'''
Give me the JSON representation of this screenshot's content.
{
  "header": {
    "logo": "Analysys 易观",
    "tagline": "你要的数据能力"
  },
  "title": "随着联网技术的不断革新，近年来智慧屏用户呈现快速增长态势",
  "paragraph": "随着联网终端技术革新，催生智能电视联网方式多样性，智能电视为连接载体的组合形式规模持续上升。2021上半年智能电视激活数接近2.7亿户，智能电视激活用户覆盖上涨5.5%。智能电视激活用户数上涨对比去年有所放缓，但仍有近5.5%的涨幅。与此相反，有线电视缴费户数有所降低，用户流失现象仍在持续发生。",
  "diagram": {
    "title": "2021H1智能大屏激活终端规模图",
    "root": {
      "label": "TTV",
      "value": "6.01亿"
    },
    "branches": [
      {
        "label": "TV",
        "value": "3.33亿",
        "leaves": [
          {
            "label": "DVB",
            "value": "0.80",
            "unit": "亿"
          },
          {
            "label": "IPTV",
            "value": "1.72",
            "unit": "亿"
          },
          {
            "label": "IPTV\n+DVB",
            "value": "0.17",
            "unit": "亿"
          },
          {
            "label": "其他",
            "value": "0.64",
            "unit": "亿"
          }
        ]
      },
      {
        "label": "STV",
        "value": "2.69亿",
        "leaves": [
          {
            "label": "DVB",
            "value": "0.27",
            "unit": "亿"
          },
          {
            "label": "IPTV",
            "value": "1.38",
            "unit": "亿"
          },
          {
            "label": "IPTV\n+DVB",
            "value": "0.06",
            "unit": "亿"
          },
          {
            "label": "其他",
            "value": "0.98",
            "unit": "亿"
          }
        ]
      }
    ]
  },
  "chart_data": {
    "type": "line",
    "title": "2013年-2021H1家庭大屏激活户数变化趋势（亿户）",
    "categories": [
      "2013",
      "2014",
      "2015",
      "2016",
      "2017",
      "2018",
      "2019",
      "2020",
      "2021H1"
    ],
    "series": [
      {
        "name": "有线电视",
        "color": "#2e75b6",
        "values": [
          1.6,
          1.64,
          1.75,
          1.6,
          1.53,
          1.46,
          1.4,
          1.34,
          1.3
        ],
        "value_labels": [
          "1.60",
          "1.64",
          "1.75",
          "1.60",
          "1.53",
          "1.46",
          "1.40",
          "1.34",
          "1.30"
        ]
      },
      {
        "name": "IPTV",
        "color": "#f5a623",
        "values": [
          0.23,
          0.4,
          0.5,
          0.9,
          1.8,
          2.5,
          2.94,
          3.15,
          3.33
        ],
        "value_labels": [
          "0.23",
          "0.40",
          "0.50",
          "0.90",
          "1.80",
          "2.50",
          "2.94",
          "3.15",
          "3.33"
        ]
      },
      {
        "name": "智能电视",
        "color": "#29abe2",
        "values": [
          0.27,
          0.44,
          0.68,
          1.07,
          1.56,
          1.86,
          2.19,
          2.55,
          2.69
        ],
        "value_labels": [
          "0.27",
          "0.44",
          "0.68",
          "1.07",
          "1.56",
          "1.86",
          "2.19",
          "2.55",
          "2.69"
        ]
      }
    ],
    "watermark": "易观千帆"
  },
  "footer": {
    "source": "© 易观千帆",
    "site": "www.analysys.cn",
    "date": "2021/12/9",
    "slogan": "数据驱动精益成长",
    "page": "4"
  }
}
'''
Copy out all of the lines above exactly.

### SOLVED EXERCISE
Give me the JSON representation of this screenshot's content.
{
  "header": {
    "logo": "Analysys 易观",
    "tagline": "你要的数据能力"
  },
  "title": "随着联网技术的不断革新，近年来智慧屏用户呈现快速增长态势",
  "paragraph": "随着联网终端技术革新，催生智能电视联网方式多样性，智能电视为连接载体的组合形式规模持续上升。2021上半年智能电视激活数接近2.7亿户，智能电视激活用户覆盖上涨5.5%。智能电视激活用户数上涨对比去年有所放缓，但仍有近5.5%的涨幅。与此相反，有线电视缴费户数有所降低，用户流失现象仍在持续发生。",
  "diagram": {
    "title": "2021H1智能大屏激活终端规模图",
    "root": {
      "label": "TTV",
      "value": "6.01亿"
    },
    "branches": [
      {
        "label": "TV",
        "value": "3.33亿",
        "leaves": [
          {
            "label": "DVB",
            "value": "0.80",
            "unit": "亿"
          },
          {
            "label": "IPTV",
            "value": "1.72",
            "unit": "亿"
          },
          {
            "label": "IPTV\n+DVB",
            "value": "0.17",
            "unit": "亿"
          },
          {
            "label": "其他",
            "value": "0.64",
            "unit": "亿"
          }
        ]
      },
      {
        "label": "STV",
        "value": "2.69亿",
        "leaves": [
          {
            "label": "DVB",
            "value": "0.27",
            "unit": "亿"
          },
          {
            "label": "IPTV",
            "value": "1.38",
            "unit": "亿"
          },
          {
            "label": "IPTV\n+DVB",
            "value": "0.06",
            "unit": "亿"
          },
          {
            "label": "其他",
            "value": "0.98",
            "unit": "亿"
          }
        ]
      }
    ]
  },
  "chart_data": {
    "type": "line",
    "title": "2013年-2021H1家庭大屏激活户数变化趋势（亿户）",
    "categories": [
      "2013",
      "2014",
      "2015",
      "2016",
      "2017",
      "2018",
      "2019",
      "2020",
      "2021H1"
    ],
    "series": [
      {
        "name": "有线电视",
        "color": "#2e75b6",
        "values": [
          1.6,
          1.64,
          1.75,
          1.6,
          1.53,
          1.46,
          1.4,
          1.34,
          1.3
        ],
        "value_labels": [
          "1.60",
          "1.64",
          "1.75",
          "1.60",
          "1.53",
          "1.46",
          "1.40",
          "1.34",
          "1.30"
        ]
      },
      {
        "name": "IPTV",
        "color": "#f5a623",
        "values": [
          0.23,
          0.4,
          0.5,
          0.9,
          1.8,
          2.5,
          2.94,
          3.15,
          3.33
        ],
        "value_labels": [
          "0.23",
          "0.40",
          "0.50",
          "0.90",
          "1.80",
          "2.50",
          "2.94",
          "3.15",
          "3.33"
        ]
      },
      {
        "name": "智能电视",
        "color": "#29abe2",
        "values": [
          0.27,
          0.44,
          0.68,
          1.07,
          1.56,
          1.86,
          2.19,
          2.55,
          2.69
        ],
        "value_labels": [
          "0.27",
          "0.44",
          "0.68",
          "1.07",
          "1.56",
          "1.86",
          "2.19",
          "2.55",
          "2.69"
        ]
      }
    ],
    "watermark": "易观千帆"
  },
  "footer": {
    "source": "© 易观千帆",
    "site": "www.analysys.cn",
    "date": "2021/12/9",
    "slogan": "数据驱动精益成长",
    "page": "4"
  }
}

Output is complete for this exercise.